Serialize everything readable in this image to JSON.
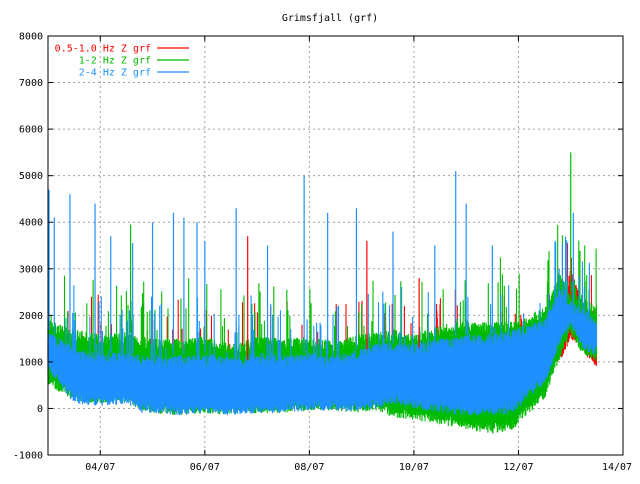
{
  "chart_data": {
    "type": "line",
    "title": "Grimsfjall (grf)",
    "xlabel": "",
    "ylabel": "",
    "ylim": [
      -1000,
      8000
    ],
    "yticks": [
      -1000,
      0,
      1000,
      2000,
      3000,
      4000,
      5000,
      6000,
      7000,
      8000
    ],
    "xticks": [
      {
        "label": "04/07",
        "day": 3
      },
      {
        "label": "06/07",
        "day": 5
      },
      {
        "label": "08/07",
        "day": 7
      },
      {
        "label": "10/07",
        "day": 9
      },
      {
        "label": "12/07",
        "day": 11
      },
      {
        "label": "14/07",
        "day": 13
      }
    ],
    "xlim_days": [
      2.0,
      13.0
    ],
    "grid": true,
    "legend_position": "top-left",
    "series": [
      {
        "name": "0.5-1.0 Hz Z grf",
        "color": "#ff0000",
        "x_days": [
          2.0,
          2.5,
          3.0,
          3.5,
          3.8,
          4.0,
          4.5,
          5.0,
          5.5,
          6.0,
          6.5,
          7.0,
          7.5,
          8.0,
          8.3,
          8.6,
          9.0,
          9.5,
          10.0,
          10.5,
          10.9,
          11.2,
          11.5,
          11.8,
          12.0,
          12.2,
          12.5
        ],
        "base": [
          800,
          500,
          450,
          500,
          350,
          350,
          300,
          350,
          300,
          350,
          300,
          400,
          350,
          400,
          350,
          200,
          400,
          450,
          550,
          550,
          500,
          500,
          750,
          1000,
          1500,
          1300,
          800
        ],
        "top": [
          1500,
          1300,
          1200,
          1250,
          1100,
          1100,
          1100,
          1100,
          1000,
          1050,
          1100,
          1100,
          1100,
          1250,
          1300,
          1300,
          1300,
          1300,
          1400,
          1250,
          1400,
          1500,
          1600,
          2300,
          3000,
          2400,
          1400
        ]
      },
      {
        "name": "1-2 Hz Z grf",
        "color": "#00bb00",
        "x_days": [
          2.0,
          2.5,
          3.0,
          3.5,
          3.8,
          4.0,
          4.5,
          5.0,
          5.5,
          6.0,
          6.5,
          7.0,
          7.5,
          8.0,
          8.3,
          8.6,
          9.0,
          9.5,
          10.0,
          10.5,
          10.9,
          11.2,
          11.5,
          11.8,
          12.0,
          12.2,
          12.5
        ],
        "base": [
          500,
          150,
          100,
          150,
          -50,
          -100,
          -150,
          -100,
          -150,
          -100,
          -100,
          -50,
          -50,
          -100,
          -50,
          -200,
          -250,
          -350,
          -450,
          -550,
          -450,
          -100,
          200,
          1100,
          1600,
          1200,
          1000
        ],
        "top": [
          1900,
          1700,
          1600,
          1650,
          1550,
          1500,
          1500,
          1550,
          1400,
          1550,
          1500,
          1550,
          1450,
          1600,
          1650,
          1700,
          1600,
          1800,
          1900,
          1850,
          1900,
          2000,
          2200,
          2900,
          2500,
          2400,
          2200
        ]
      },
      {
        "name": "2-4 Hz Z grf",
        "color": "#1e90ff",
        "x_days": [
          2.0,
          2.5,
          3.0,
          3.5,
          3.8,
          4.0,
          4.5,
          5.0,
          5.5,
          6.0,
          6.5,
          7.0,
          7.5,
          8.0,
          8.3,
          8.6,
          9.0,
          9.5,
          10.0,
          10.5,
          10.9,
          11.2,
          11.5,
          11.8,
          12.0,
          12.2,
          12.5
        ],
        "base": [
          800,
          100,
          50,
          100,
          -100,
          -100,
          -150,
          -100,
          -150,
          -100,
          -100,
          -50,
          -50,
          -50,
          0,
          100,
          0,
          -100,
          -150,
          -150,
          -100,
          250,
          500,
          1400,
          1750,
          1300,
          1100
        ],
        "top": [
          1700,
          1300,
          1200,
          1200,
          1150,
          1150,
          1150,
          1200,
          1100,
          1200,
          1150,
          1200,
          1150,
          1300,
          1400,
          1400,
          1400,
          1500,
          1600,
          1600,
          1700,
          1800,
          1950,
          2600,
          2300,
          2200,
          1900
        ]
      }
    ],
    "spikes": [
      {
        "series": 2,
        "x_day": 2.02,
        "y": 4700
      },
      {
        "series": 2,
        "x_day": 2.12,
        "y": 4100
      },
      {
        "series": 2,
        "x_day": 2.42,
        "y": 4600
      },
      {
        "series": 2,
        "x_day": 2.9,
        "y": 4400
      },
      {
        "series": 2,
        "x_day": 3.2,
        "y": 3700
      },
      {
        "series": 1,
        "x_day": 3.58,
        "y": 3950
      },
      {
        "series": 2,
        "x_day": 3.62,
        "y": 3550
      },
      {
        "series": 2,
        "x_day": 4.0,
        "y": 4000
      },
      {
        "series": 2,
        "x_day": 4.4,
        "y": 4200
      },
      {
        "series": 2,
        "x_day": 4.6,
        "y": 4100
      },
      {
        "series": 2,
        "x_day": 4.85,
        "y": 4000
      },
      {
        "series": 2,
        "x_day": 5.0,
        "y": 3600
      },
      {
        "series": 2,
        "x_day": 5.6,
        "y": 4300
      },
      {
        "series": 0,
        "x_day": 5.82,
        "y": 3700
      },
      {
        "series": 2,
        "x_day": 6.2,
        "y": 3500
      },
      {
        "series": 2,
        "x_day": 6.9,
        "y": 5000
      },
      {
        "series": 2,
        "x_day": 7.35,
        "y": 4200
      },
      {
        "series": 2,
        "x_day": 7.9,
        "y": 4300
      },
      {
        "series": 0,
        "x_day": 8.1,
        "y": 3600
      },
      {
        "series": 2,
        "x_day": 8.6,
        "y": 3800
      },
      {
        "series": 0,
        "x_day": 9.1,
        "y": 2800
      },
      {
        "series": 2,
        "x_day": 9.4,
        "y": 3500
      },
      {
        "series": 2,
        "x_day": 9.8,
        "y": 5100
      },
      {
        "series": 2,
        "x_day": 10.0,
        "y": 4400
      },
      {
        "series": 2,
        "x_day": 10.5,
        "y": 3500
      },
      {
        "series": 2,
        "x_day": 11.7,
        "y": 3600
      },
      {
        "series": 1,
        "x_day": 12.0,
        "y": 5500
      },
      {
        "series": 2,
        "x_day": 12.05,
        "y": 4200
      }
    ]
  }
}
== == ==
## The exercise
Keep the pictures out of your copy, and repeat every entry above exactly.

## Result below
Serialize everything readable in this image to JSON.
{
  "chart_data": {
    "type": "line",
    "title": "Grimsfjall (grf)",
    "xlabel": "",
    "ylabel": "",
    "ylim": [
      -1000,
      8000
    ],
    "yticks": [
      -1000,
      0,
      1000,
      2000,
      3000,
      4000,
      5000,
      6000,
      7000,
      8000
    ],
    "xticks": [
      {
        "label": "04/07",
        "day": 3
      },
      {
        "label": "06/07",
        "day": 5
      },
      {
        "label": "08/07",
        "day": 7
      },
      {
        "label": "10/07",
        "day": 9
      },
      {
        "label": "12/07",
        "day": 11
      },
      {
        "label": "14/07",
        "day": 13
      }
    ],
    "xlim_days": [
      2.0,
      13.0
    ],
    "grid": true,
    "legend_position": "top-left",
    "series": [
      {
        "name": "0.5-1.0 Hz Z grf",
        "color": "#ff0000",
        "x_days": [
          2.0,
          2.5,
          3.0,
          3.5,
          3.8,
          4.0,
          4.5,
          5.0,
          5.5,
          6.0,
          6.5,
          7.0,
          7.5,
          8.0,
          8.3,
          8.6,
          9.0,
          9.5,
          10.0,
          10.5,
          10.9,
          11.2,
          11.5,
          11.8,
          12.0,
          12.2,
          12.5
        ],
        "base": [
          800,
          500,
          450,
          500,
          350,
          350,
          300,
          350,
          300,
          350,
          300,
          400,
          350,
          400,
          350,
          200,
          400,
          450,
          550,
          550,
          500,
          500,
          750,
          1000,
          1500,
          1300,
          800
        ],
        "top": [
          1500,
          1300,
          1200,
          1250,
          1100,
          1100,
          1100,
          1100,
          1000,
          1050,
          1100,
          1100,
          1100,
          1250,
          1300,
          1300,
          1300,
          1300,
          1400,
          1250,
          1400,
          1500,
          1600,
          2300,
          3000,
          2400,
          1400
        ]
      },
      {
        "name": "1-2 Hz Z grf",
        "color": "#00bb00",
        "x_days": [
          2.0,
          2.5,
          3.0,
          3.5,
          3.8,
          4.0,
          4.5,
          5.0,
          5.5,
          6.0,
          6.5,
          7.0,
          7.5,
          8.0,
          8.3,
          8.6,
          9.0,
          9.5,
          10.0,
          10.5,
          10.9,
          11.2,
          11.5,
          11.8,
          12.0,
          12.2,
          12.5
        ],
        "base": [
          500,
          150,
          100,
          150,
          -50,
          -100,
          -150,
          -100,
          -150,
          -100,
          -100,
          -50,
          -50,
          -100,
          -50,
          -200,
          -250,
          -350,
          -450,
          -550,
          -450,
          -100,
          200,
          1100,
          1600,
          1200,
          1000
        ],
        "top": [
          1900,
          1700,
          1600,
          1650,
          1550,
          1500,
          1500,
          1550,
          1400,
          1550,
          1500,
          1550,
          1450,
          1600,
          1650,
          1700,
          1600,
          1800,
          1900,
          1850,
          1900,
          2000,
          2200,
          2900,
          2500,
          2400,
          2200
        ]
      },
      {
        "name": "2-4 Hz Z grf",
        "color": "#1e90ff",
        "x_days": [
          2.0,
          2.5,
          3.0,
          3.5,
          3.8,
          4.0,
          4.5,
          5.0,
          5.5,
          6.0,
          6.5,
          7.0,
          7.5,
          8.0,
          8.3,
          8.6,
          9.0,
          9.5,
          10.0,
          10.5,
          10.9,
          11.2,
          11.5,
          11.8,
          12.0,
          12.2,
          12.5
        ],
        "base": [
          800,
          100,
          50,
          100,
          -100,
          -100,
          -150,
          -100,
          -150,
          -100,
          -100,
          -50,
          -50,
          -50,
          0,
          100,
          0,
          -100,
          -150,
          -150,
          -100,
          250,
          500,
          1400,
          1750,
          1300,
          1100
        ],
        "top": [
          1700,
          1300,
          1200,
          1200,
          1150,
          1150,
          1150,
          1200,
          1100,
          1200,
          1150,
          1200,
          1150,
          1300,
          1400,
          1400,
          1400,
          1500,
          1600,
          1600,
          1700,
          1800,
          1950,
          2600,
          2300,
          2200,
          1900
        ]
      }
    ],
    "spikes": [
      {
        "series": 2,
        "x_day": 2.02,
        "y": 4700
      },
      {
        "series": 2,
        "x_day": 2.12,
        "y": 4100
      },
      {
        "series": 2,
        "x_day": 2.42,
        "y": 4600
      },
      {
        "series": 2,
        "x_day": 2.9,
        "y": 4400
      },
      {
        "series": 2,
        "x_day": 3.2,
        "y": 3700
      },
      {
        "series": 1,
        "x_day": 3.58,
        "y": 3950
      },
      {
        "series": 2,
        "x_day": 3.62,
        "y": 3550
      },
      {
        "series": 2,
        "x_day": 4.0,
        "y": 4000
      },
      {
        "series": 2,
        "x_day": 4.4,
        "y": 4200
      },
      {
        "series": 2,
        "x_day": 4.6,
        "y": 4100
      },
      {
        "series": 2,
        "x_day": 4.85,
        "y": 4000
      },
      {
        "series": 2,
        "x_day": 5.0,
        "y": 3600
      },
      {
        "series": 2,
        "x_day": 5.6,
        "y": 4300
      },
      {
        "series": 0,
        "x_day": 5.82,
        "y": 3700
      },
      {
        "series": 2,
        "x_day": 6.2,
        "y": 3500
      },
      {
        "series": 2,
        "x_day": 6.9,
        "y": 5000
      },
      {
        "series": 2,
        "x_day": 7.35,
        "y": 4200
      },
      {
        "series": 2,
        "x_day": 7.9,
        "y": 4300
      },
      {
        "series": 0,
        "x_day": 8.1,
        "y": 3600
      },
      {
        "series": 2,
        "x_day": 8.6,
        "y": 3800
      },
      {
        "series": 0,
        "x_day": 9.1,
        "y": 2800
      },
      {
        "series": 2,
        "x_day": 9.4,
        "y": 3500
      },
      {
        "series": 2,
        "x_day": 9.8,
        "y": 5100
      },
      {
        "series": 2,
        "x_day": 10.0,
        "y": 4400
      },
      {
        "series": 2,
        "x_day": 10.5,
        "y": 3500
      },
      {
        "series": 2,
        "x_day": 11.7,
        "y": 3600
      },
      {
        "series": 1,
        "x_day": 12.0,
        "y": 5500
      },
      {
        "series": 2,
        "x_day": 12.05,
        "y": 4200
      }
    ]
  }
}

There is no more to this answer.